WHAT THIS TASK INVOLVES:
Each record below should appear again exactly as written.

Data excerpts:
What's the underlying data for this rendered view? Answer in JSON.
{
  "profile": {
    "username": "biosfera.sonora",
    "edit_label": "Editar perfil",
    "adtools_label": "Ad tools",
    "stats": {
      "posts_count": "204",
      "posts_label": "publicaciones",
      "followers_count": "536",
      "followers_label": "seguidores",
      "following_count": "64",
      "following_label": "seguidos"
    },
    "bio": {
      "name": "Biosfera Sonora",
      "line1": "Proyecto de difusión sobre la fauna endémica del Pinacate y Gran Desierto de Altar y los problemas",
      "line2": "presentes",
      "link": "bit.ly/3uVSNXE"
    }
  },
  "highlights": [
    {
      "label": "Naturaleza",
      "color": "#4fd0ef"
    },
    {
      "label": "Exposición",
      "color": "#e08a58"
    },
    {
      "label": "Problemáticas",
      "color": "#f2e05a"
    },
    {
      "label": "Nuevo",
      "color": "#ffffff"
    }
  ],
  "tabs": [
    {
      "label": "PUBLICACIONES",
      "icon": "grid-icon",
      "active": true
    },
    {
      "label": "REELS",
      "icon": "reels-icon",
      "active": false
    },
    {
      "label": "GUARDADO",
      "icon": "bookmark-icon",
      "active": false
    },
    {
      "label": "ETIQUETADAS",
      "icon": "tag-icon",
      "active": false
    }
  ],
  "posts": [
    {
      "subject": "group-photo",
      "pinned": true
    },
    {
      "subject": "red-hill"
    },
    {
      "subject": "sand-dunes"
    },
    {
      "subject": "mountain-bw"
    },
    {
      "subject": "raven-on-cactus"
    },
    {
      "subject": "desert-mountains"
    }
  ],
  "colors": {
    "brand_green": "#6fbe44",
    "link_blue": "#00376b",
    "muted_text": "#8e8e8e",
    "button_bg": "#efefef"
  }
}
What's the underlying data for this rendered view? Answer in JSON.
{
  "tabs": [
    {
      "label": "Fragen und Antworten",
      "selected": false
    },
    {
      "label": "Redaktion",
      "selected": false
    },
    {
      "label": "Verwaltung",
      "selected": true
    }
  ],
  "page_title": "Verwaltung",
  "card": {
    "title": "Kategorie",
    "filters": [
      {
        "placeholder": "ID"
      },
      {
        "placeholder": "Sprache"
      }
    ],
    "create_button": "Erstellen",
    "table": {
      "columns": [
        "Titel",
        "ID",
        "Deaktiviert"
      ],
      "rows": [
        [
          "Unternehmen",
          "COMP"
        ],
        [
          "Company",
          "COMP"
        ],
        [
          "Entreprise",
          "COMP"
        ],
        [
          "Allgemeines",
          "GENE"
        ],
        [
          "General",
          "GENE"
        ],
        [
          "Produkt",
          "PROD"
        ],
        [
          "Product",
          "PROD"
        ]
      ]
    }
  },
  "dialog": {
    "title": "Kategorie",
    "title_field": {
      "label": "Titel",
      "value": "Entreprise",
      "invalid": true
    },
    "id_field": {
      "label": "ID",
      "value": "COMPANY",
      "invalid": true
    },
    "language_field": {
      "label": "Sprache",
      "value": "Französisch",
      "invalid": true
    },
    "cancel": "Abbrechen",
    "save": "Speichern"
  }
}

RESPONSE TO THE TASK:
What's the underlying data for this rendered view? Answer in JSON.
{
  "profile": {
    "username": "biosfera.sonora",
    "edit_label": "Editar perfil",
    "adtools_label": "Ad tools",
    "stats": {
      "posts_count": "204",
      "posts_label": "publicaciones",
      "followers_count": "536",
      "followers_label": "seguidores",
      "following_count": "64",
      "following_label": "seguidos"
    },
    "bio": {
      "name": "Biosfera Sonora",
      "line1": "Proyecto de difusión sobre la fauna endémica del Pinacate y Gran Desierto de Altar y los problemas",
      "line2": "presentes",
      "link": "bit.ly/3uVSNXE"
    }
  },
  "highlights": [
    {
      "label": "Naturaleza",
      "color": "#4fd0ef"
    },
    {
      "label": "Exposición",
      "color": "#e08a58"
    },
    {
      "label": "Problemáticas",
      "color": "#f2e05a"
    },
    {
      "label": "Nuevo",
      "color": "#ffffff"
    }
  ],
  "tabs": [
    {
      "label": "PUBLICACIONES",
      "icon": "grid-icon",
      "active": true
    },
    {
      "label": "REELS",
      "icon": "reels-icon",
      "active": false
    },
    {
      "label": "GUARDADO",
      "icon": "bookmark-icon",
      "active": false
    },
    {
      "label": "ETIQUETADAS",
      "icon": "tag-icon",
      "active": false
    }
  ],
  "posts": [
    {
      "subject": "group-photo",
      "pinned": true
    },
    {
      "subject": "red-hill"
    },
    {
      "subject": "sand-dunes"
    },
    {
      "subject": "mountain-bw"
    },
    {
      "subject": "raven-on-cactus"
    },
    {
      "subject": "desert-mountains"
    }
  ],
  "colors": {
    "brand_green": "#6fbe44",
    "link_blue": "#00376b",
    "muted_text": "#8e8e8e",
    "button_bg": "#efefef"
  }
}
What's the underlying data for this rendered view? Answer in JSON.
{
  "tabs": [
    {
      "label": "Fragen und Antworten",
      "selected": false
    },
    {
      "label": "Redaktion",
      "selected": false
    },
    {
      "label": "Verwaltung",
      "selected": true
    }
  ],
  "page_title": "Verwaltung",
  "card": {
    "title": "Kategorie",
    "filters": [
      {
        "placeholder": "ID"
      },
      {
        "placeholder": "Sprache"
      }
    ],
    "create_button": "Erstellen",
    "table": {
      "columns": [
        "Titel",
        "ID",
        "Deaktiviert"
      ],
      "rows": [
        [
          "Unternehmen",
          "COMP"
        ],
        [
          "Company",
          "COMP"
        ],
        [
          "Entreprise",
          "COMP"
        ],
        [
          "Allgemeines",
          "GENE"
        ],
        [
          "General",
          "GENE"
        ],
        [
          "Produkt",
          "PROD"
        ],
        [
          "Product",
          "PROD"
        ]
      ]
    }
  },
  "dialog": {
    "title": "Kategorie",
    "title_field": {
      "label": "Titel",
      "value": "Entreprise",
      "invalid": true
    },
    "id_field": {
      "label": "ID",
      "value": "COMPANY",
      "invalid": true
    },
    "language_field": {
      "label": "Sprache",
      "value": "Französisch",
      "invalid": true
    },
    "cancel": "Abbrechen",
    "save": "Speichern"
  }
}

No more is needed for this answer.